TASK INSTRUCTIONS
Below is a listing; write it out exactly and drop any images from it.

MATERIAL SUPPLIED
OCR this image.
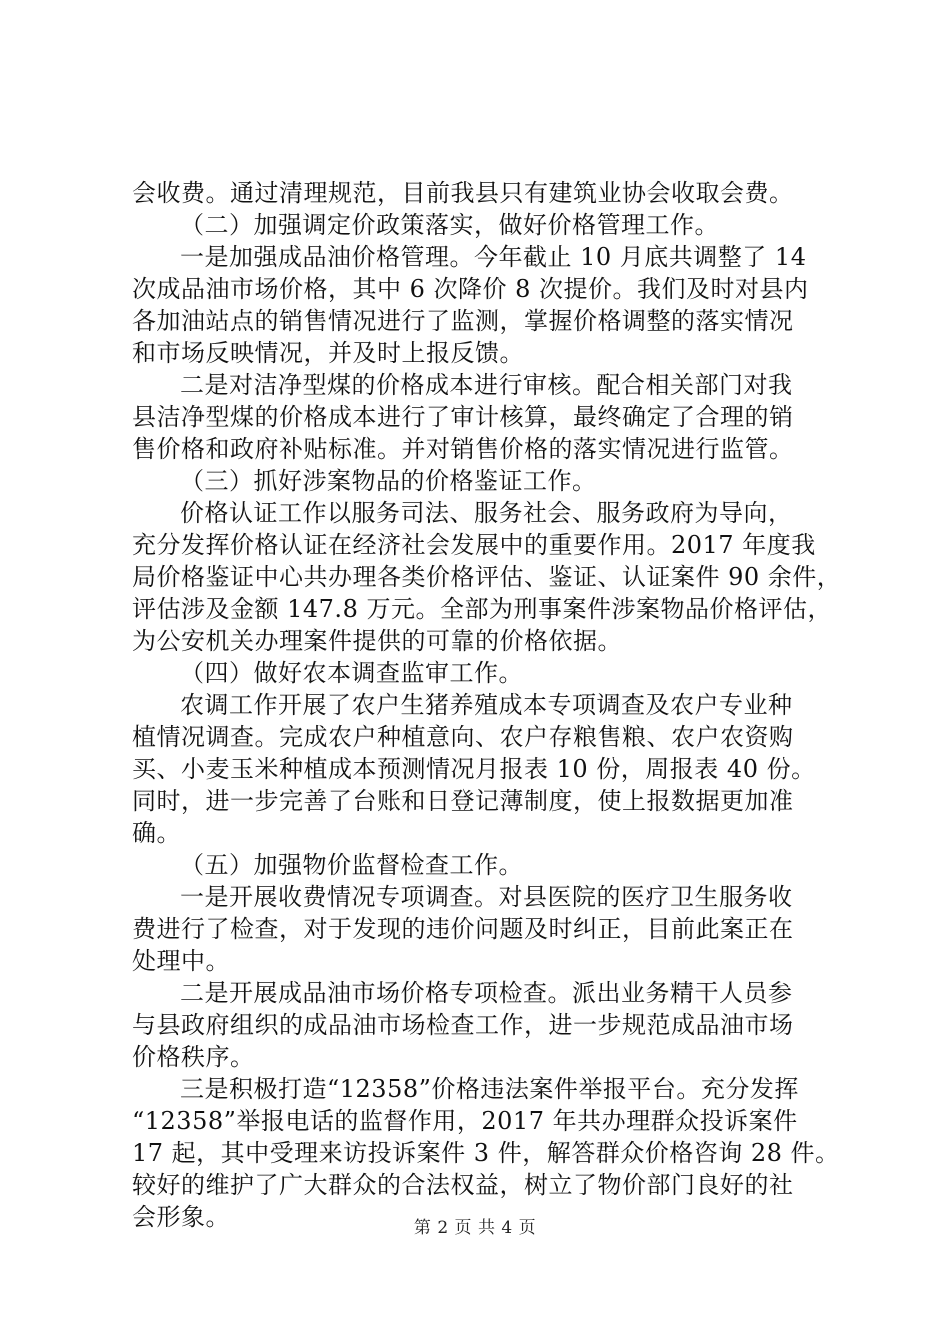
会收费。通过清理规范，目前我县只有建筑业协会收取会费。
（二）加强调定价政策落实，做好价格管理工作。
一是加强成品油价格管理。今年截止 10 月底共调整了 14
次成品油市场价格，其中 6 次降价 8 次提价。我们及时对县内
各加油站点的销售情况进行了监测，掌握价格调整的落实情况
和市场反映情况，并及时上报反馈。
二是对洁净型煤的价格成本进行审核。配合相关部门对我
县洁净型煤的价格成本进行了审计核算，最终确定了合理的销
售价格和政府补贴标准。并对销售价格的落实情况进行监管。
（三）抓好涉案物品的价格鉴证工作。
价格认证工作以服务司法、服务社会、服务政府为导向，
充分发挥价格认证在经济社会发展中的重要作用。2017 年度我
局价格鉴证中心共办理各类价格评估、鉴证、认证案件 90 余件，
评估涉及金额 147.8 万元。全部为刑事案件涉案物品价格评估，
为公安机关办理案件提供的可靠的价格依据。
（四）做好农本调查监审工作。
农调工作开展了农户生猪养殖成本专项调查及农户专业种
植情况调查。完成农户种植意向、农户存粮售粮、农户农资购
买、小麦玉米种植成本预测情况月报表 10 份，周报表 40 份。
同时，进一步完善了台账和日登记薄制度，使上报数据更加准
确。
（五）加强物价监督检查工作。
一是开展收费情况专项调查。对县医院的医疗卫生服务收
费进行了检查，对于发现的违价问题及时纠正，目前此案正在
处理中。
二是开展成品油市场价格专项检查。派出业务精干人员参
与县政府组织的成品油市场检查工作，进一步规范成品油市场
价格秩序。
三是积极打造“12358”价格违法案件举报平台。充分发挥
“12358”举报电话的监督作用，2017 年共办理群众投诉案件
17 起，其中受理来访投诉案件 3 件，解答群众价格咨询 28 件。
较好的维护了广大群众的合法权益，树立了物价部门良好的社
会形象。	第 2 页 共 4 页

EXERCISE RESULT
OCR this image.
会收费。通过清理规范，目前我县只有建筑业协会收取会费。
（二）加强调定价政策落实，做好价格管理工作。
一是加强成品油价格管理。今年截止 10 月底共调整了 14
次成品油市场价格，其中 6 次降价 8 次提价。我们及时对县内
各加油站点的销售情况进行了监测，掌握价格调整的落实情况
和市场反映情况，并及时上报反馈。
二是对洁净型煤的价格成本进行审核。配合相关部门对我
县洁净型煤的价格成本进行了审计核算，最终确定了合理的销
售价格和政府补贴标准。并对销售价格的落实情况进行监管。
（三）抓好涉案物品的价格鉴证工作。
价格认证工作以服务司法、服务社会、服务政府为导向，
充分发挥价格认证在经济社会发展中的重要作用。2017 年度我
局价格鉴证中心共办理各类价格评估、鉴证、认证案件 90 余件，
评估涉及金额 147.8 万元。全部为刑事案件涉案物品价格评估，
为公安机关办理案件提供的可靠的价格依据。
（四）做好农本调查监审工作。
农调工作开展了农户生猪养殖成本专项调查及农户专业种
植情况调查。完成农户种植意向、农户存粮售粮、农户农资购
买、小麦玉米种植成本预测情况月报表 10 份，周报表 40 份。
同时，进一步完善了台账和日登记薄制度，使上报数据更加准
确。
（五）加强物价监督检查工作。
一是开展收费情况专项调查。对县医院的医疗卫生服务收
费进行了检查，对于发现的违价问题及时纠正，目前此案正在
处理中。
二是开展成品油市场价格专项检查。派出业务精干人员参
与县政府组织的成品油市场检查工作，进一步规范成品油市场
价格秩序。
三是积极打造“12358”价格违法案件举报平台。充分发挥
“12358”举报电话的监督作用，2017 年共办理群众投诉案件
17 起，其中受理来访投诉案件 3 件，解答群众价格咨询 28 件。
较好的维护了广大群众的合法权益，树立了物价部门良好的社
会形象。	第 2 页 共 4 页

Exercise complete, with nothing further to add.